Copy each of the following items word for word.

◇ ◇ ◇

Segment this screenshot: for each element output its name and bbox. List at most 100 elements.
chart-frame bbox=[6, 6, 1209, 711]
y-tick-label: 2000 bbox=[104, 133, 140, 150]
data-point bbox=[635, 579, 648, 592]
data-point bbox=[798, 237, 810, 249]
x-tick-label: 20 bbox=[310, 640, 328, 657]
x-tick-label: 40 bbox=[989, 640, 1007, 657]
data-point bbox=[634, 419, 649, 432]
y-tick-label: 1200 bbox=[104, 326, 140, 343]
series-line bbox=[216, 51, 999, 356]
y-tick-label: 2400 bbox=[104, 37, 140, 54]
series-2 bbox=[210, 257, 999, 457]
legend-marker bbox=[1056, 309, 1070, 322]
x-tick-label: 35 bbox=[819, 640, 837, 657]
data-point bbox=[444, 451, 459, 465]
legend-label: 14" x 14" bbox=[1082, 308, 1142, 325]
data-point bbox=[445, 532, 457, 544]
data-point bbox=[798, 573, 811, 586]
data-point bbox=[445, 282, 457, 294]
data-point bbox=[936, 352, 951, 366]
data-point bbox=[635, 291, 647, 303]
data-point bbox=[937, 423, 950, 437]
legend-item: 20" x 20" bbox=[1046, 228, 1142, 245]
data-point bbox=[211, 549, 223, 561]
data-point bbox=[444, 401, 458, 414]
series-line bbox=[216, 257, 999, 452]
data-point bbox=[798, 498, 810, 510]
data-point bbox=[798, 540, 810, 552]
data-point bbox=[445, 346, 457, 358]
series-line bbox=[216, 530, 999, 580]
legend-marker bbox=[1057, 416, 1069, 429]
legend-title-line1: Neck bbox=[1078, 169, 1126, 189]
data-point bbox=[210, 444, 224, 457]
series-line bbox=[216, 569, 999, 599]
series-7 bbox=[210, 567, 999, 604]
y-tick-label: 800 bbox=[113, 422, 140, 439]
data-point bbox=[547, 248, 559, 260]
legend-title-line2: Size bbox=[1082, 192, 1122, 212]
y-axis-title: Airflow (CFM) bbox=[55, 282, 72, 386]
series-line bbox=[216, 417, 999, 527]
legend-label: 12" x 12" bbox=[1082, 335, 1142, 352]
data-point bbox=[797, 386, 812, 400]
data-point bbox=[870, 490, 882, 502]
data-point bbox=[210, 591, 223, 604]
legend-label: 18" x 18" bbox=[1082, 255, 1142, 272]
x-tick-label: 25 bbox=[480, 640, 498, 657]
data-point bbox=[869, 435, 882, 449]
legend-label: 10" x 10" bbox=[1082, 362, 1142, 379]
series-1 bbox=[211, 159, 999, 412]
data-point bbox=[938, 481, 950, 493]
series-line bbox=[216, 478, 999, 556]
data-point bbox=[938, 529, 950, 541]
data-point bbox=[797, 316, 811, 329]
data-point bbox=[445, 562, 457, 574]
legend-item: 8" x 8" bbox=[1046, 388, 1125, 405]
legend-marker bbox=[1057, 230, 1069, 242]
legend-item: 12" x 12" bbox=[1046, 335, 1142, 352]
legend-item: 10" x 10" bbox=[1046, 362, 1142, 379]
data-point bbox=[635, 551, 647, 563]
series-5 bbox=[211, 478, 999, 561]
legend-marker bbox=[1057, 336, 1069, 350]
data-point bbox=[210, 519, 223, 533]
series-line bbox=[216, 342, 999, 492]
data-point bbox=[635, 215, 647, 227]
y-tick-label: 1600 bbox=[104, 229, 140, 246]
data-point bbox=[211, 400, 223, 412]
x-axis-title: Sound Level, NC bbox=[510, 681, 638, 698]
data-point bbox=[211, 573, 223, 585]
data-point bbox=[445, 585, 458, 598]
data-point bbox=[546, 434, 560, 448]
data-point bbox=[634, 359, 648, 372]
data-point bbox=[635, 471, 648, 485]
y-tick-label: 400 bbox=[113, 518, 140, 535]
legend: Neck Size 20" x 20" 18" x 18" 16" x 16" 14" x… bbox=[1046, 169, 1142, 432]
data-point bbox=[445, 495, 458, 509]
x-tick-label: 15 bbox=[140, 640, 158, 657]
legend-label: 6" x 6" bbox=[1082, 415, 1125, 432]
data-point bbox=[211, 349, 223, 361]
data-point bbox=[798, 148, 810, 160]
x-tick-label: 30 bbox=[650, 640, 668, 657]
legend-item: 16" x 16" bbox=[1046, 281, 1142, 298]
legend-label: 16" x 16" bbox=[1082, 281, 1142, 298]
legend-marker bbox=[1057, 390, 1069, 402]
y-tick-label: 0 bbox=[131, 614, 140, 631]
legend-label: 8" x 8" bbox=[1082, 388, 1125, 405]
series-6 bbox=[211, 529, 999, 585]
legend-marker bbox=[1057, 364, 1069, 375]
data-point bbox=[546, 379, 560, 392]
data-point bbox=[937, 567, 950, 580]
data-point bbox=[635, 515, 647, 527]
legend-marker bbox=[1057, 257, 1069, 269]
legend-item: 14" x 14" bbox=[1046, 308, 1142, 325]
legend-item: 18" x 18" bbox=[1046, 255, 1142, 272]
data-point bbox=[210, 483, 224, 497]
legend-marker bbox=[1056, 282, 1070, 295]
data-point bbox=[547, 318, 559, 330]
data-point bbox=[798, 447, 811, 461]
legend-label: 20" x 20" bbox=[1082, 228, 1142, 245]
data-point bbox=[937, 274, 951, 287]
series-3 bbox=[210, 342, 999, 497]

◇ ◇ ◇

The output.
Segment this screenshot: for each element output its name and bbox. List at most 100 elements.
chart-frame bbox=[6, 6, 1209, 711]
y-tick-label: 2000 bbox=[104, 133, 140, 150]
data-point bbox=[635, 579, 648, 592]
data-point bbox=[798, 237, 810, 249]
x-tick-label: 20 bbox=[310, 640, 328, 657]
x-tick-label: 40 bbox=[989, 640, 1007, 657]
data-point bbox=[634, 419, 649, 432]
y-tick-label: 1200 bbox=[104, 326, 140, 343]
series-line bbox=[216, 51, 999, 356]
y-tick-label: 2400 bbox=[104, 37, 140, 54]
series-2 bbox=[210, 257, 999, 457]
legend-marker bbox=[1056, 309, 1070, 322]
x-tick-label: 35 bbox=[819, 640, 837, 657]
data-point bbox=[444, 451, 459, 465]
legend-label: 14" x 14" bbox=[1082, 308, 1142, 325]
data-point bbox=[445, 532, 457, 544]
data-point bbox=[798, 573, 811, 586]
data-point bbox=[445, 282, 457, 294]
data-point bbox=[936, 352, 951, 366]
data-point bbox=[635, 291, 647, 303]
data-point bbox=[937, 423, 950, 437]
legend-item: 20" x 20" bbox=[1046, 228, 1142, 245]
data-point bbox=[211, 549, 223, 561]
data-point bbox=[444, 401, 458, 414]
series-line bbox=[216, 257, 999, 452]
data-point bbox=[798, 498, 810, 510]
data-point bbox=[798, 540, 810, 552]
data-point bbox=[445, 346, 457, 358]
series-line bbox=[216, 530, 999, 580]
legend-marker bbox=[1057, 416, 1069, 429]
legend-title-line1: Neck bbox=[1078, 169, 1126, 189]
data-point bbox=[210, 444, 224, 457]
series-line bbox=[216, 569, 999, 599]
series-7 bbox=[210, 567, 999, 604]
y-tick-label: 800 bbox=[113, 422, 140, 439]
data-point bbox=[547, 248, 559, 260]
legend-title-line2: Size bbox=[1082, 192, 1122, 212]
y-axis-title: Airflow (CFM) bbox=[55, 282, 72, 386]
series-line bbox=[216, 417, 999, 527]
legend-label: 12" x 12" bbox=[1082, 335, 1142, 352]
data-point bbox=[797, 386, 812, 400]
data-point bbox=[870, 490, 882, 502]
data-point bbox=[210, 591, 223, 604]
legend-label: 18" x 18" bbox=[1082, 255, 1142, 272]
x-tick-label: 25 bbox=[480, 640, 498, 657]
data-point bbox=[869, 435, 882, 449]
legend-label: 10" x 10" bbox=[1082, 362, 1142, 379]
series-1 bbox=[211, 159, 999, 412]
data-point bbox=[938, 481, 950, 493]
series-line bbox=[216, 478, 999, 556]
data-point bbox=[938, 529, 950, 541]
data-point bbox=[797, 316, 811, 329]
data-point bbox=[445, 562, 457, 574]
legend-item: 8" x 8" bbox=[1046, 388, 1125, 405]
legend-marker bbox=[1057, 230, 1069, 242]
legend-item: 12" x 12" bbox=[1046, 335, 1142, 352]
legend-item: 10" x 10" bbox=[1046, 362, 1142, 379]
data-point bbox=[635, 551, 647, 563]
series-5 bbox=[211, 478, 999, 561]
legend-marker bbox=[1057, 336, 1069, 350]
data-point bbox=[210, 519, 223, 533]
series-line bbox=[216, 342, 999, 492]
data-point bbox=[635, 215, 647, 227]
y-tick-label: 1600 bbox=[104, 229, 140, 246]
data-point bbox=[211, 400, 223, 412]
x-axis-title: Sound Level, NC bbox=[510, 681, 638, 698]
data-point bbox=[211, 573, 223, 585]
data-point bbox=[445, 585, 458, 598]
data-point bbox=[546, 434, 560, 448]
data-point bbox=[634, 359, 648, 372]
data-point bbox=[635, 471, 648, 485]
y-tick-label: 400 bbox=[113, 518, 140, 535]
legend: Neck Size 20" x 20" 18" x 18" 16" x 16" 14" x… bbox=[1046, 169, 1142, 432]
data-point bbox=[445, 495, 458, 509]
x-tick-label: 15 bbox=[140, 640, 158, 657]
legend-label: 6" x 6" bbox=[1082, 415, 1125, 432]
data-point bbox=[211, 349, 223, 361]
data-point bbox=[798, 148, 810, 160]
x-tick-label: 30 bbox=[650, 640, 668, 657]
legend-item: 16" x 16" bbox=[1046, 281, 1142, 298]
legend-label: 16" x 16" bbox=[1082, 281, 1142, 298]
legend-marker bbox=[1057, 390, 1069, 402]
y-tick-label: 0 bbox=[131, 614, 140, 631]
legend-label: 8" x 8" bbox=[1082, 388, 1125, 405]
series-6 bbox=[211, 529, 999, 585]
legend-marker bbox=[1057, 364, 1069, 375]
data-point bbox=[546, 379, 560, 392]
data-point bbox=[937, 567, 950, 580]
data-point bbox=[635, 515, 647, 527]
legend-marker bbox=[1057, 257, 1069, 269]
legend-item: 14" x 14" bbox=[1046, 308, 1142, 325]
legend-item: 18" x 18" bbox=[1046, 255, 1142, 272]
data-point bbox=[210, 483, 224, 497]
legend-marker bbox=[1056, 282, 1070, 295]
data-point bbox=[547, 318, 559, 330]
data-point bbox=[798, 447, 811, 461]
legend-label: 20" x 20" bbox=[1082, 228, 1142, 245]
data-point bbox=[937, 274, 951, 287]
series-3 bbox=[210, 342, 999, 497]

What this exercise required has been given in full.